Please print the full listing exactly.
start Data entries
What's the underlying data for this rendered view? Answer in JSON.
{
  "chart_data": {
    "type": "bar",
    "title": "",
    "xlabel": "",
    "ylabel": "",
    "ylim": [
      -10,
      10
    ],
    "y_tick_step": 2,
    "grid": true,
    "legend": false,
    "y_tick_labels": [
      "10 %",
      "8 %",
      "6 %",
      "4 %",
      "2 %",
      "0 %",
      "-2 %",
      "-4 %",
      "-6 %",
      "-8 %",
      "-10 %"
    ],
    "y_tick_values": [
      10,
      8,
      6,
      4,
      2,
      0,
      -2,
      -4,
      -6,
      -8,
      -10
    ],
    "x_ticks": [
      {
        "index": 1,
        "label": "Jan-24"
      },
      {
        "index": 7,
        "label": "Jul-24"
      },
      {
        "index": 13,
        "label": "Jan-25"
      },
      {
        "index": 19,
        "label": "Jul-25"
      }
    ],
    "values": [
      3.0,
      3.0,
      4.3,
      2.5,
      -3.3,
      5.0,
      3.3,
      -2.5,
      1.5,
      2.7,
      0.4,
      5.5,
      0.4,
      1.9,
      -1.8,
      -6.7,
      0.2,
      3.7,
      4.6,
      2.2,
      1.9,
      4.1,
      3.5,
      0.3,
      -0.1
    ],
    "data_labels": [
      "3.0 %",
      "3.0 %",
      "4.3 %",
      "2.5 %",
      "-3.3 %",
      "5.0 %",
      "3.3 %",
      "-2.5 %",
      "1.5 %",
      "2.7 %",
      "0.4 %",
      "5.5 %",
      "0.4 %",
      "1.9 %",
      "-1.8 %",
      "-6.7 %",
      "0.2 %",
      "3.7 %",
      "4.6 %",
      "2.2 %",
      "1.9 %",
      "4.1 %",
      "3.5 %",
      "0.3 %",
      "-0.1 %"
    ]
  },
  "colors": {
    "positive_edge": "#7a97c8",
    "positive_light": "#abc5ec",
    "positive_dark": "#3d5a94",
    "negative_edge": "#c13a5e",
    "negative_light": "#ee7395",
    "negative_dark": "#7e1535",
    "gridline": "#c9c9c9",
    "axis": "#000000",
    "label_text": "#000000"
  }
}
end Data entries
### Written response
What's the underlying data for this rendered view? Answer in JSON.
{
  "chart_data": {
    "type": "bar",
    "title": "",
    "xlabel": "",
    "ylabel": "",
    "ylim": [
      -10,
      10
    ],
    "y_tick_step": 2,
    "grid": true,
    "legend": false,
    "y_tick_labels": [
      "10 %",
      "8 %",
      "6 %",
      "4 %",
      "2 %",
      "0 %",
      "-2 %",
      "-4 %",
      "-6 %",
      "-8 %",
      "-10 %"
    ],
    "y_tick_values": [
      10,
      8,
      6,
      4,
      2,
      0,
      -2,
      -4,
      -6,
      -8,
      -10
    ],
    "x_ticks": [
      {
        "index": 1,
        "label": "Jan-24"
      },
      {
        "index": 7,
        "label": "Jul-24"
      },
      {
        "index": 13,
        "label": "Jan-25"
      },
      {
        "index": 19,
        "label": "Jul-25"
      }
    ],
    "values": [
      3.0,
      3.0,
      4.3,
      2.5,
      -3.3,
      5.0,
      3.3,
      -2.5,
      1.5,
      2.7,
      0.4,
      5.5,
      0.4,
      1.9,
      -1.8,
      -6.7,
      0.2,
      3.7,
      4.6,
      2.2,
      1.9,
      4.1,
      3.5,
      0.3,
      -0.1
    ],
    "data_labels": [
      "3.0 %",
      "3.0 %",
      "4.3 %",
      "2.5 %",
      "-3.3 %",
      "5.0 %",
      "3.3 %",
      "-2.5 %",
      "1.5 %",
      "2.7 %",
      "0.4 %",
      "5.5 %",
      "0.4 %",
      "1.9 %",
      "-1.8 %",
      "-6.7 %",
      "0.2 %",
      "3.7 %",
      "4.6 %",
      "2.2 %",
      "1.9 %",
      "4.1 %",
      "3.5 %",
      "0.3 %",
      "-0.1 %"
    ]
  },
  "colors": {
    "positive_edge": "#7a97c8",
    "positive_light": "#abc5ec",
    "positive_dark": "#3d5a94",
    "negative_edge": "#c13a5e",
    "negative_light": "#ee7395",
    "negative_dark": "#7e1535",
    "gridline": "#c9c9c9",
    "axis": "#000000",
    "label_text": "#000000"
  }
}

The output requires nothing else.